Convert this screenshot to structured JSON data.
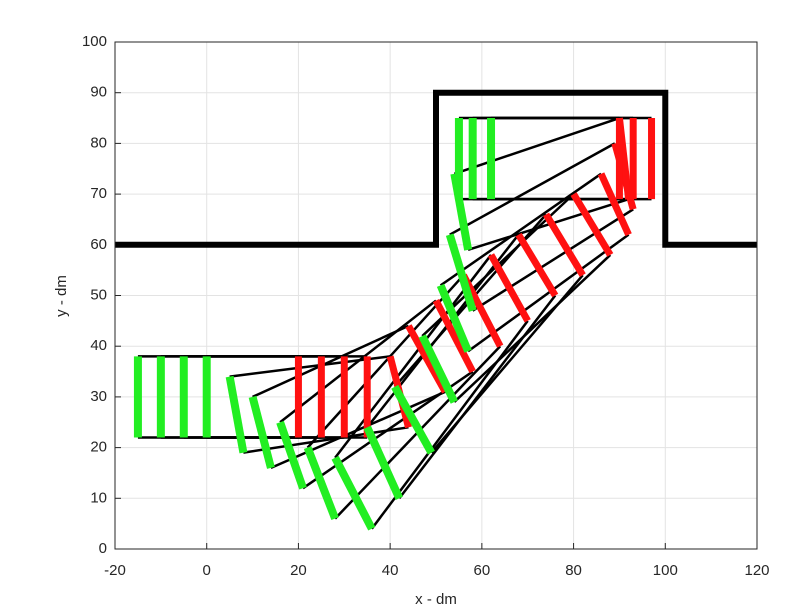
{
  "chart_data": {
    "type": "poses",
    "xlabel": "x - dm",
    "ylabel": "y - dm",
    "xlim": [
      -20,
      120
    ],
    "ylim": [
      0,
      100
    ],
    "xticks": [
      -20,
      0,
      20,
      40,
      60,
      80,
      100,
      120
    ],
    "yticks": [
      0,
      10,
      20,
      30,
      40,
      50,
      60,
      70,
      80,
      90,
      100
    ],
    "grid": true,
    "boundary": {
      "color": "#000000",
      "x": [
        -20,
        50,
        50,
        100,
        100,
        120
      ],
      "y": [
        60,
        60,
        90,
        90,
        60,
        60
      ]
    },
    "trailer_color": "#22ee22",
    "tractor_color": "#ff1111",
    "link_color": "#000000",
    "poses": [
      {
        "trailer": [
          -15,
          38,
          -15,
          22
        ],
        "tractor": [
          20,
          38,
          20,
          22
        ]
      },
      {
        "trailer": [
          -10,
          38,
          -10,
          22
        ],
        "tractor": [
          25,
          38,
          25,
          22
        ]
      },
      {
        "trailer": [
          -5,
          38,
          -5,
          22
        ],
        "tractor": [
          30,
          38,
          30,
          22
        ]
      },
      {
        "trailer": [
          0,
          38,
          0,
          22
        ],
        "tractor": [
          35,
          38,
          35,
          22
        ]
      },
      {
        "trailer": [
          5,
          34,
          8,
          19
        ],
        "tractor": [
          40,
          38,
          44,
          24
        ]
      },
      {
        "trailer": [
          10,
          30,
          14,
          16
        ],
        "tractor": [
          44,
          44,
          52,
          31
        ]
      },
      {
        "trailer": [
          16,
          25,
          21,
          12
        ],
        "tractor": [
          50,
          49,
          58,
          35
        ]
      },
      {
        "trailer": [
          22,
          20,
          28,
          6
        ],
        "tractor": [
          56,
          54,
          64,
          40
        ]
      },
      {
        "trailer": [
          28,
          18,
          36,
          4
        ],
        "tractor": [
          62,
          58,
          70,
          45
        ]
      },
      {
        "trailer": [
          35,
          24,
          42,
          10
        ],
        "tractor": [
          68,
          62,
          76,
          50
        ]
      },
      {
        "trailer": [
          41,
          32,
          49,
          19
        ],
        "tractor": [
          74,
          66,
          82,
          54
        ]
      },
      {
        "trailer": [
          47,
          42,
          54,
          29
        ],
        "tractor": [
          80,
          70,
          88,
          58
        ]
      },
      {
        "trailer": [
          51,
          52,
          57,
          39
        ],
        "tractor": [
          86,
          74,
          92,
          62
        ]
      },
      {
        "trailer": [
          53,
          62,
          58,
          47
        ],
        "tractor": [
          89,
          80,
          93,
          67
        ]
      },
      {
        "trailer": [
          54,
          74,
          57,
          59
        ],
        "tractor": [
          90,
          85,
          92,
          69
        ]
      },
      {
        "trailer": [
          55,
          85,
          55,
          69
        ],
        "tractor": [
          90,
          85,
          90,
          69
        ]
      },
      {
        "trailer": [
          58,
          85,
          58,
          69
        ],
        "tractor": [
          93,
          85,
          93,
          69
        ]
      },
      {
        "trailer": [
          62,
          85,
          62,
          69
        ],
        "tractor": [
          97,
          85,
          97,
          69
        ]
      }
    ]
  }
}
-----
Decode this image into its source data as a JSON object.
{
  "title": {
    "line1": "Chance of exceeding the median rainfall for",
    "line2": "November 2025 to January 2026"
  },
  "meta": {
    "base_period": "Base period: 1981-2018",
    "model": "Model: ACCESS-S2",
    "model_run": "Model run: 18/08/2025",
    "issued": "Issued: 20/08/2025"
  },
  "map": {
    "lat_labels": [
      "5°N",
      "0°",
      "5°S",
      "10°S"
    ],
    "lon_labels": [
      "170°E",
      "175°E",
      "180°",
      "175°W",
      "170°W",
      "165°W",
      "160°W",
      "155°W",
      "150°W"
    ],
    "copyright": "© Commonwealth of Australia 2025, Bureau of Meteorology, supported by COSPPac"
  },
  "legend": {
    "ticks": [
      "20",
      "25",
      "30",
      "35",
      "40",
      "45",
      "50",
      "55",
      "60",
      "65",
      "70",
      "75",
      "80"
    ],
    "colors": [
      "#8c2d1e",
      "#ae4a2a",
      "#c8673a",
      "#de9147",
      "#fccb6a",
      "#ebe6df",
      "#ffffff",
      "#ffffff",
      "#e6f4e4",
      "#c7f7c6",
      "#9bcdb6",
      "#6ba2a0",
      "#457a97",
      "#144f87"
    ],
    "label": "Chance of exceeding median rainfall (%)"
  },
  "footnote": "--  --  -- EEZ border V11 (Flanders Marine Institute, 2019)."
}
-----
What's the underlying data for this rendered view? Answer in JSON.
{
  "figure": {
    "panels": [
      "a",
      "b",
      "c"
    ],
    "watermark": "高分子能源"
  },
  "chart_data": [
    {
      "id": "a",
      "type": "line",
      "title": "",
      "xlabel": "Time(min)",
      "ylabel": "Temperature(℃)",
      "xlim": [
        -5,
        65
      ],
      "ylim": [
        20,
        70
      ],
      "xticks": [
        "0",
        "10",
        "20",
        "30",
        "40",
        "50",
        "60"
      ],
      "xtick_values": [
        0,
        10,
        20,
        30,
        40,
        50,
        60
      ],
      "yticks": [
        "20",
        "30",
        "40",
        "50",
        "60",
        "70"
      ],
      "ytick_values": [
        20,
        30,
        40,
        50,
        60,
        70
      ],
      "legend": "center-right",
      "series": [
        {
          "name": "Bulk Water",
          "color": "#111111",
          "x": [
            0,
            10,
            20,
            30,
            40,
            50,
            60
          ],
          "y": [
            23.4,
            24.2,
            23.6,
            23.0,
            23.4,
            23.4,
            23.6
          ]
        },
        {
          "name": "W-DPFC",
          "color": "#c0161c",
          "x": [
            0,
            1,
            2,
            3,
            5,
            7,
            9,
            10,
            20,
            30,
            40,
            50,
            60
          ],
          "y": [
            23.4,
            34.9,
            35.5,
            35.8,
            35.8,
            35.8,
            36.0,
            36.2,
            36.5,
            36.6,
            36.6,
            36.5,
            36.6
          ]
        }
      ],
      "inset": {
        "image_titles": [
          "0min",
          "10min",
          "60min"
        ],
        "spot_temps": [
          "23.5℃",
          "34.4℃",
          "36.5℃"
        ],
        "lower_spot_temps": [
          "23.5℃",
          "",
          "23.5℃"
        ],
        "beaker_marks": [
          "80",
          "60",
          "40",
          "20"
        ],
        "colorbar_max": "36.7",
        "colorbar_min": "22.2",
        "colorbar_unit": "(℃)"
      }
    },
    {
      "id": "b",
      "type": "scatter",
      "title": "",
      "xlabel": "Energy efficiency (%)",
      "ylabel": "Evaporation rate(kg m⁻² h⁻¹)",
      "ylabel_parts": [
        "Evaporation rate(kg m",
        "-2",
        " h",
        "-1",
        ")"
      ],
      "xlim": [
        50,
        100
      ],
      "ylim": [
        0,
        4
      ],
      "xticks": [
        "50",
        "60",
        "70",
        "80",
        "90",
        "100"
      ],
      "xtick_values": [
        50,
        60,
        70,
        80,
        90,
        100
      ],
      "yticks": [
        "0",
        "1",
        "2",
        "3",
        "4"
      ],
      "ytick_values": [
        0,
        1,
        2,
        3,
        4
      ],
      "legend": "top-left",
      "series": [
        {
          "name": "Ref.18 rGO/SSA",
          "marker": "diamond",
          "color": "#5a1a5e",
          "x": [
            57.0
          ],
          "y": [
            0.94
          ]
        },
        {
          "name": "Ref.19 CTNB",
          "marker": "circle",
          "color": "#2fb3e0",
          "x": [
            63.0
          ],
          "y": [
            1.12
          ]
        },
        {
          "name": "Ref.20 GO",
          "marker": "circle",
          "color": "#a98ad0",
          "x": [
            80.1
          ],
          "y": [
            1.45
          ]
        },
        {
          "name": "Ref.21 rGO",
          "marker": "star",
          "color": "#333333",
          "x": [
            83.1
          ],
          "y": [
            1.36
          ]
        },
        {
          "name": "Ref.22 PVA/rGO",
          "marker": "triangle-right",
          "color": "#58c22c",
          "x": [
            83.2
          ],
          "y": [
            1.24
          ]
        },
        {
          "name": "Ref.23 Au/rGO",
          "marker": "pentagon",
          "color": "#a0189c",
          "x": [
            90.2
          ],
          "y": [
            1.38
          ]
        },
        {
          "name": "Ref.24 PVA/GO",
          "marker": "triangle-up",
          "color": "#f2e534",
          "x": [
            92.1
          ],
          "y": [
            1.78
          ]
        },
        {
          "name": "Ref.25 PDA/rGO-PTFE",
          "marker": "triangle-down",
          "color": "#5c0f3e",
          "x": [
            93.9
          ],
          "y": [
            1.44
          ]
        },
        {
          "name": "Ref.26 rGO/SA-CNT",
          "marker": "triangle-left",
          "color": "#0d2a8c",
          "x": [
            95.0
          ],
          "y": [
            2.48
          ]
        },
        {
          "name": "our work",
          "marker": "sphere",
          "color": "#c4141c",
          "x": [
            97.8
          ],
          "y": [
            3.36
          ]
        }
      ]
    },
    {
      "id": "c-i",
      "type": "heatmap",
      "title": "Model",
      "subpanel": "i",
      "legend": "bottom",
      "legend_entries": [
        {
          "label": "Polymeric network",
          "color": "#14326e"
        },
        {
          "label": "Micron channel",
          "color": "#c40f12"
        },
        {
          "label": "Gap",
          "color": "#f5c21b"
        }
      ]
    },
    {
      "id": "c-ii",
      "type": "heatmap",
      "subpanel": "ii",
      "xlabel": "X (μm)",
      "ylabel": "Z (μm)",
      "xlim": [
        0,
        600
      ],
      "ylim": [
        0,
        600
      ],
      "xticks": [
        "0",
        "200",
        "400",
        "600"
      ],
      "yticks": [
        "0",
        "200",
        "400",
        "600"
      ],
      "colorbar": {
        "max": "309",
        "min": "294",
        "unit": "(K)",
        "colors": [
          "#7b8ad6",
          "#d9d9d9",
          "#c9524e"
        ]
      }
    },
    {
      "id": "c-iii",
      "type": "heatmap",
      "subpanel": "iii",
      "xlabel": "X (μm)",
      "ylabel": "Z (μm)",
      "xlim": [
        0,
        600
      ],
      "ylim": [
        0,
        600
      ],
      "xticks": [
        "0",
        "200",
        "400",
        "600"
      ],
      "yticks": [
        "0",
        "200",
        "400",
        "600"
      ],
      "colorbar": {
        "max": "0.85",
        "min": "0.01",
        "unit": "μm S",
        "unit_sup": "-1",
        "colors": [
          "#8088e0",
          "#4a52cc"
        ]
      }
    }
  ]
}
-----
> [The request]:
Pull out the lines above in which the word "exceeding" appears.

> [Result]:
    "line1": "Chance of exceeding the median rainfall for",
    "label": "Chance of exceeding median rainfall (%)"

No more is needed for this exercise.